- Set exercise -
All of the records below should be output exactly.

-=-=-=-=-

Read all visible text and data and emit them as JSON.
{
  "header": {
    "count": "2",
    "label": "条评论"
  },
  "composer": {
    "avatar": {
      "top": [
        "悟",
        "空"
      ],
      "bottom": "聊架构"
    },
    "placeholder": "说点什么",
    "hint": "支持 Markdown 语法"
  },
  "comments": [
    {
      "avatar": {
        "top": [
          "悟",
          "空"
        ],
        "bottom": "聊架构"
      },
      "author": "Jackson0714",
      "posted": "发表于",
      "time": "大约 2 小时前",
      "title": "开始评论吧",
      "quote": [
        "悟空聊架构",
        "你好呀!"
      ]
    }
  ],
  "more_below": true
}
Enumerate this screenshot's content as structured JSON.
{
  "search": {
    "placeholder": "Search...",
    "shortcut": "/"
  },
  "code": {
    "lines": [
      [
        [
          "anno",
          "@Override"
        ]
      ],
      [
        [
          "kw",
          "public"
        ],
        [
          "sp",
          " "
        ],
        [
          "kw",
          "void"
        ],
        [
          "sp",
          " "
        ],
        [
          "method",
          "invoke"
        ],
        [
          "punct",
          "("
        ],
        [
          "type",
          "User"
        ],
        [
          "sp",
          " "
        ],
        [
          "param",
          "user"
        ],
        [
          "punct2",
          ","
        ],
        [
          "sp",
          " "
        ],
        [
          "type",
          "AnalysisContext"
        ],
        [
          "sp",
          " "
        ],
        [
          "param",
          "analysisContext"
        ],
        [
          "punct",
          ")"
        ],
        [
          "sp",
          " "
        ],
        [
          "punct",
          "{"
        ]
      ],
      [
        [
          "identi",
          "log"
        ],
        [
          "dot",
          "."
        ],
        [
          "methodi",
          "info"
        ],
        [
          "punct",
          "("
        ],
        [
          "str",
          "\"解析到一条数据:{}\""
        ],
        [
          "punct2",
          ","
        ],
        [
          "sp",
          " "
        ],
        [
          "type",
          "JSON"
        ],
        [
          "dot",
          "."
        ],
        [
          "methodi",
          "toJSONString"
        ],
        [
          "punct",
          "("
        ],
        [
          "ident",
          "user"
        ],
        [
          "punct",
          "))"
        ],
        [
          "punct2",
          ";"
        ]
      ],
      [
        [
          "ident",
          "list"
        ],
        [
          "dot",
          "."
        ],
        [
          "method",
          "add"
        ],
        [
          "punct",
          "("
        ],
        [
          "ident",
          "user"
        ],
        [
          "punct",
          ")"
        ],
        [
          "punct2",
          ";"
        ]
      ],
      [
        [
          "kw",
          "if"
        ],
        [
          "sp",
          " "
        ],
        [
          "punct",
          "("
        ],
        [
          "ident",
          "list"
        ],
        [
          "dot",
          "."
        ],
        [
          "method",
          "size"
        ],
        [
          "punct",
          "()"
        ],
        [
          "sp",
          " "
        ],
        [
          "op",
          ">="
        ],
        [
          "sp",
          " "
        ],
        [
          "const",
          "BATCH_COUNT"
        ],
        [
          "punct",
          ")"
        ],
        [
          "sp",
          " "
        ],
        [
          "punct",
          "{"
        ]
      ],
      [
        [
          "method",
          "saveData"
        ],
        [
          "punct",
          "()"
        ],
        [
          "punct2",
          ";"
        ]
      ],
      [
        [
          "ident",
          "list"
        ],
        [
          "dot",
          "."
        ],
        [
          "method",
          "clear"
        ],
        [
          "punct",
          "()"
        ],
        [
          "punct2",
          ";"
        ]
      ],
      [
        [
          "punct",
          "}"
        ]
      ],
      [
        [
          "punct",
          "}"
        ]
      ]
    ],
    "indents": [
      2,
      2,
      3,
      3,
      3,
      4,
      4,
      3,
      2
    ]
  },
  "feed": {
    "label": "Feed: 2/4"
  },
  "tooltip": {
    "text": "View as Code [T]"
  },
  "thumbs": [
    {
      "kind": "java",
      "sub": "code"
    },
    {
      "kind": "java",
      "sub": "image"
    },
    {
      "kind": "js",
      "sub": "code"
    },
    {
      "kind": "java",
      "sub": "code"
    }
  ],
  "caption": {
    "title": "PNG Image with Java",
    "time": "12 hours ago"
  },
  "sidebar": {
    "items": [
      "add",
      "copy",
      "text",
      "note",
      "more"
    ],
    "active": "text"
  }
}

-=-=-=-=-

- The solution -
Read all visible text and data and emit them as JSON.
{
  "header": {
    "count": "2",
    "label": "条评论"
  },
  "composer": {
    "avatar": {
      "top": [
        "悟",
        "空"
      ],
      "bottom": "聊架构"
    },
    "placeholder": "说点什么",
    "hint": "支持 Markdown 语法"
  },
  "comments": [
    {
      "avatar": {
        "top": [
          "悟",
          "空"
        ],
        "bottom": "聊架构"
      },
      "author": "Jackson0714",
      "posted": "发表于",
      "time": "大约 2 小时前",
      "title": "开始评论吧",
      "quote": [
        "悟空聊架构",
        "你好呀!"
      ]
    }
  ],
  "more_below": true
}
Enumerate this screenshot's content as structured JSON.
{
  "search": {
    "placeholder": "Search...",
    "shortcut": "/"
  },
  "code": {
    "lines": [
      [
        [
          "anno",
          "@Override"
        ]
      ],
      [
        [
          "kw",
          "public"
        ],
        [
          "sp",
          " "
        ],
        [
          "kw",
          "void"
        ],
        [
          "sp",
          " "
        ],
        [
          "method",
          "invoke"
        ],
        [
          "punct",
          "("
        ],
        [
          "type",
          "User"
        ],
        [
          "sp",
          " "
        ],
        [
          "param",
          "user"
        ],
        [
          "punct2",
          ","
        ],
        [
          "sp",
          " "
        ],
        [
          "type",
          "AnalysisContext"
        ],
        [
          "sp",
          " "
        ],
        [
          "param",
          "analysisContext"
        ],
        [
          "punct",
          ")"
        ],
        [
          "sp",
          " "
        ],
        [
          "punct",
          "{"
        ]
      ],
      [
        [
          "identi",
          "log"
        ],
        [
          "dot",
          "."
        ],
        [
          "methodi",
          "info"
        ],
        [
          "punct",
          "("
        ],
        [
          "str",
          "\"解析到一条数据:{}\""
        ],
        [
          "punct2",
          ","
        ],
        [
          "sp",
          " "
        ],
        [
          "type",
          "JSON"
        ],
        [
          "dot",
          "."
        ],
        [
          "methodi",
          "toJSONString"
        ],
        [
          "punct",
          "("
        ],
        [
          "ident",
          "user"
        ],
        [
          "punct",
          "))"
        ],
        [
          "punct2",
          ";"
        ]
      ],
      [
        [
          "ident",
          "list"
        ],
        [
          "dot",
          "."
        ],
        [
          "method",
          "add"
        ],
        [
          "punct",
          "("
        ],
        [
          "ident",
          "user"
        ],
        [
          "punct",
          ")"
        ],
        [
          "punct2",
          ";"
        ]
      ],
      [
        [
          "kw",
          "if"
        ],
        [
          "sp",
          " "
        ],
        [
          "punct",
          "("
        ],
        [
          "ident",
          "list"
        ],
        [
          "dot",
          "."
        ],
        [
          "method",
          "size"
        ],
        [
          "punct",
          "()"
        ],
        [
          "sp",
          " "
        ],
        [
          "op",
          ">="
        ],
        [
          "sp",
          " "
        ],
        [
          "const",
          "BATCH_COUNT"
        ],
        [
          "punct",
          ")"
        ],
        [
          "sp",
          " "
        ],
        [
          "punct",
          "{"
        ]
      ],
      [
        [
          "method",
          "saveData"
        ],
        [
          "punct",
          "()"
        ],
        [
          "punct2",
          ";"
        ]
      ],
      [
        [
          "ident",
          "list"
        ],
        [
          "dot",
          "."
        ],
        [
          "method",
          "clear"
        ],
        [
          "punct",
          "()"
        ],
        [
          "punct2",
          ";"
        ]
      ],
      [
        [
          "punct",
          "}"
        ]
      ],
      [
        [
          "punct",
          "}"
        ]
      ]
    ],
    "indents": [
      2,
      2,
      3,
      3,
      3,
      4,
      4,
      3,
      2
    ]
  },
  "feed": {
    "label": "Feed: 2/4"
  },
  "tooltip": {
    "text": "View as Code [T]"
  },
  "thumbs": [
    {
      "kind": "java",
      "sub": "code"
    },
    {
      "kind": "java",
      "sub": "image"
    },
    {
      "kind": "js",
      "sub": "code"
    },
    {
      "kind": "java",
      "sub": "code"
    }
  ],
  "caption": {
    "title": "PNG Image with Java",
    "time": "12 hours ago"
  },
  "sidebar": {
    "items": [
      "add",
      "copy",
      "text",
      "note",
      "more"
    ],
    "active": "text"
  }
}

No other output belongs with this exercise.